Check each line of the material. Copy those containing "this".

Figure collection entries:
** start **

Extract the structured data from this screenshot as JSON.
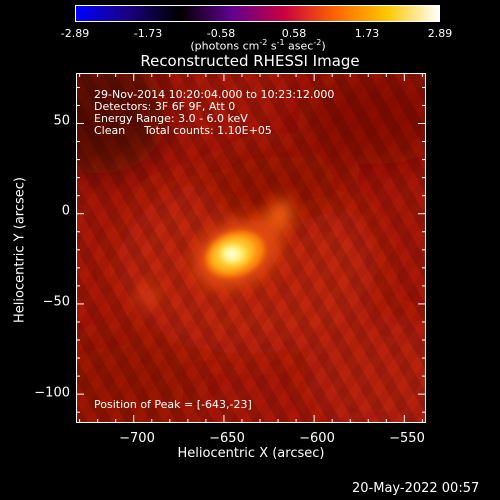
{
  "colorbar": {
    "ticks": [
      "-2.89",
      "-1.73",
      "-0.58",
      "0.58",
      "1.73",
      "2.89"
    ],
    "unit_main": "(photons cm",
    "unit_exp1": "-2",
    "unit_mid1": " s",
    "unit_exp2": "-1",
    "unit_mid2": " asec",
    "unit_exp3": "-2",
    "unit_end": ")",
    "colors": [
      "#0000ff",
      "#1a0080",
      "#000000",
      "#600090",
      "#c80040",
      "#ff6400",
      "#ffc800",
      "#ffffff"
    ]
  },
  "title": "Reconstructed RHESSI Image",
  "info": {
    "line1": "29-Nov-2014 10:20:04.000 to 10:23:12.000",
    "line2": "Detectors: 3F 6F 9F, Att 0",
    "line3": "Energy Range: 3.0 - 6.0 keV",
    "line4_a": "Clean",
    "line4_b": "Total counts: 1.10E+05",
    "peak": "Position of Peak = [-643,-23]"
  },
  "axes": {
    "xlabel": "Heliocentric X (arcsec)",
    "ylabel": "Heliocentric Y (arcsec)",
    "xticks": [
      -700,
      -650,
      -600,
      -550
    ],
    "xtick_labels": [
      "−700",
      "−650",
      "−600",
      "−550"
    ],
    "yticks": [
      50,
      0,
      -50,
      -100
    ],
    "ytick_labels": [
      "50",
      "0",
      "−50",
      "−100"
    ],
    "xlim": [
      -732,
      -538
    ],
    "ylim": [
      -116,
      78
    ]
  },
  "image": {
    "peak_position": [
      -643,
      -23
    ]
  },
  "timestamp": "20-May-2022 00:57"
}
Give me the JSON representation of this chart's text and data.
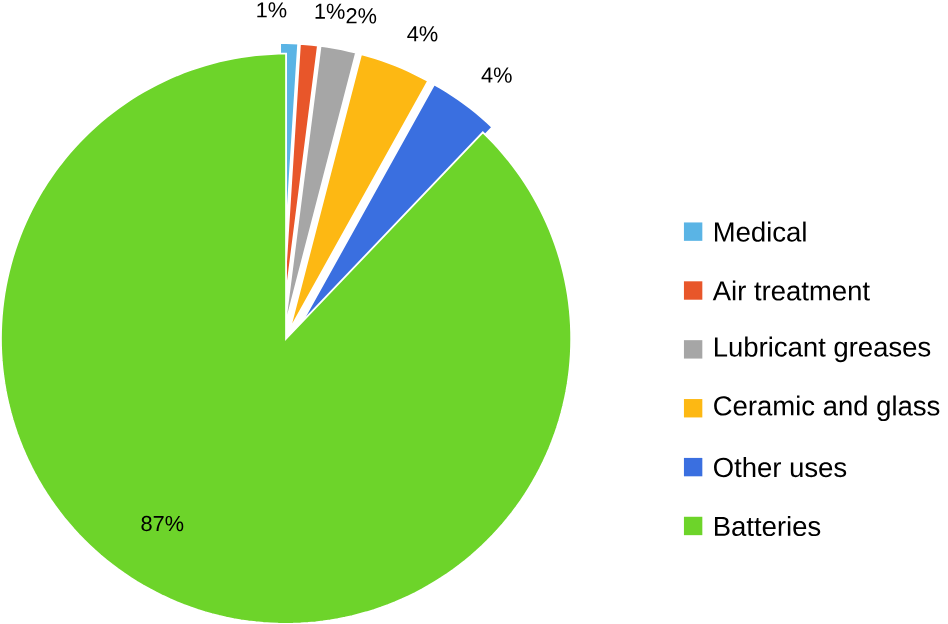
{
  "chart_data": {
    "type": "pie",
    "categories": [
      "Medical",
      "Air treatment",
      "Lubricant greases",
      "Ceramic and glass",
      "Other uses",
      "Batteries"
    ],
    "values": [
      1,
      1,
      2,
      4,
      4,
      87
    ],
    "colors": [
      "#5ab4e5",
      "#e8562a",
      "#a6a6a6",
      "#fdb813",
      "#3a6fe0",
      "#6dd42a"
    ],
    "value_labels": [
      "1%",
      "1%",
      "2%",
      "4%",
      "4%",
      "87%"
    ],
    "legend": "right"
  }
}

** end **

Written solution -
Extract the structured data from this screenshot as JSON.
Give me the JSON representation of this chart's text and data.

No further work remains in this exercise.